[Begin SUPPLIED MATERIAL]
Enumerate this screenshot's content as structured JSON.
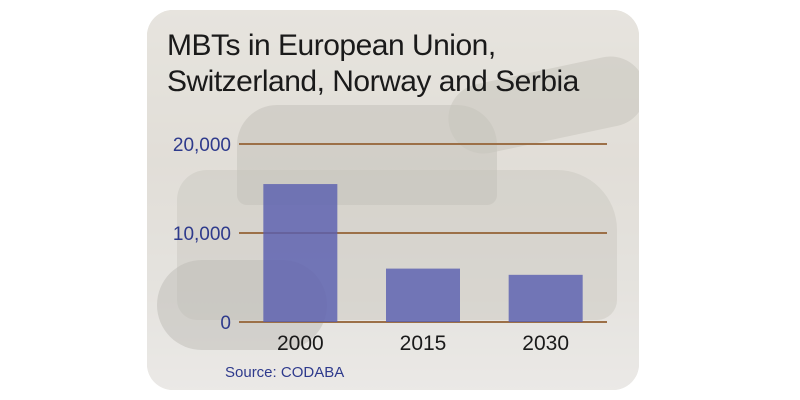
{
  "title": {
    "line1": "MBTs in European Union,",
    "line2": "Switzerland, Norway and Serbia"
  },
  "source": "Source: CODABA",
  "colors": {
    "bar": "#5a5fb0",
    "gridline": "#9c7048",
    "tick_text": "#2e3a8c",
    "title_text": "#1a1a1a"
  },
  "chart_data": {
    "type": "bar",
    "title": "MBTs in European Union, Switzerland, Norway and Serbia",
    "categories": [
      "2000",
      "2015",
      "2030"
    ],
    "values": [
      15500,
      6000,
      5300
    ],
    "yticks": [
      "0",
      "10,000",
      "20,000"
    ],
    "ytick_values": [
      0,
      10000,
      20000
    ],
    "ylim": [
      0,
      20000
    ],
    "xlabel": "",
    "ylabel": "",
    "grid": true,
    "legend": "none"
  }
}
[End SUPPLIED MATERIAL]
» AIM OF THE TASK:
Print all the records again exactly; do not include any picture.

» TASK SOLUTION:
Enumerate this screenshot's content as structured JSON.
{
  "title": {
    "line1": "MBTs in European Union,",
    "line2": "Switzerland, Norway and Serbia"
  },
  "source": "Source: CODABA",
  "colors": {
    "bar": "#5a5fb0",
    "gridline": "#9c7048",
    "tick_text": "#2e3a8c",
    "title_text": "#1a1a1a"
  },
  "chart_data": {
    "type": "bar",
    "title": "MBTs in European Union, Switzerland, Norway and Serbia",
    "categories": [
      "2000",
      "2015",
      "2030"
    ],
    "values": [
      15500,
      6000,
      5300
    ],
    "yticks": [
      "0",
      "10,000",
      "20,000"
    ],
    "ytick_values": [
      0,
      10000,
      20000
    ],
    "ylim": [
      0,
      20000
    ],
    "xlabel": "",
    "ylabel": "",
    "grid": true,
    "legend": "none"
  }
}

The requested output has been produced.